→ **Data**:
# # #

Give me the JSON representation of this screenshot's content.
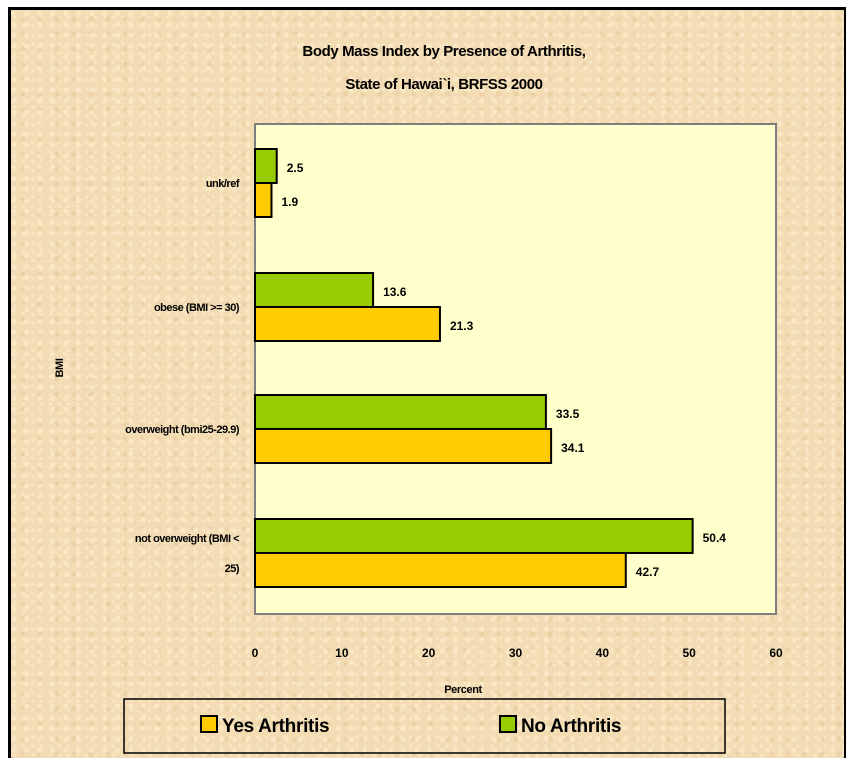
{
  "chart_data": {
    "type": "bar",
    "orientation": "horizontal",
    "title_lines": [
      "Body Mass Index by Presence of Arthritis,",
      "State of Hawai`i, BRFSS 2000"
    ],
    "xlabel": "Percent",
    "ylabel": "BMI",
    "xlim": [
      0,
      60
    ],
    "xticks": [
      0,
      10,
      20,
      30,
      40,
      50,
      60
    ],
    "grid": false,
    "legend_position": "bottom",
    "categories": [
      {
        "lines": [
          "unk/ref"
        ]
      },
      {
        "lines": [
          "obese (BMI >= 30)"
        ]
      },
      {
        "lines": [
          "overweight (bmi25-29.9)"
        ]
      },
      {
        "lines": [
          "not overweight (BMI <",
          "25)"
        ]
      }
    ],
    "series": [
      {
        "name": "Yes Arthritis",
        "color": "#ffcc00",
        "values": [
          1.9,
          21.3,
          34.1,
          42.7
        ]
      },
      {
        "name": "No Arthritis",
        "color": "#99cc00",
        "values": [
          2.5,
          13.6,
          33.5,
          50.4
        ]
      }
    ],
    "plot_background": "#ffffcc"
  }
}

# # #

→ **Work to do**:
Transcribe all of the records above character for character. Exclude the pictures.

→ **Solution for this task**:
Give me the JSON representation of this screenshot's content.
{
  "chart_data": {
    "type": "bar",
    "orientation": "horizontal",
    "title_lines": [
      "Body Mass Index by Presence of Arthritis,",
      "State of Hawai`i, BRFSS 2000"
    ],
    "xlabel": "Percent",
    "ylabel": "BMI",
    "xlim": [
      0,
      60
    ],
    "xticks": [
      0,
      10,
      20,
      30,
      40,
      50,
      60
    ],
    "grid": false,
    "legend_position": "bottom",
    "categories": [
      {
        "lines": [
          "unk/ref"
        ]
      },
      {
        "lines": [
          "obese (BMI >= 30)"
        ]
      },
      {
        "lines": [
          "overweight (bmi25-29.9)"
        ]
      },
      {
        "lines": [
          "not overweight (BMI <",
          "25)"
        ]
      }
    ],
    "series": [
      {
        "name": "Yes Arthritis",
        "color": "#ffcc00",
        "values": [
          1.9,
          21.3,
          34.1,
          42.7
        ]
      },
      {
        "name": "No Arthritis",
        "color": "#99cc00",
        "values": [
          2.5,
          13.6,
          33.5,
          50.4
        ]
      }
    ],
    "plot_background": "#ffffcc"
  }
}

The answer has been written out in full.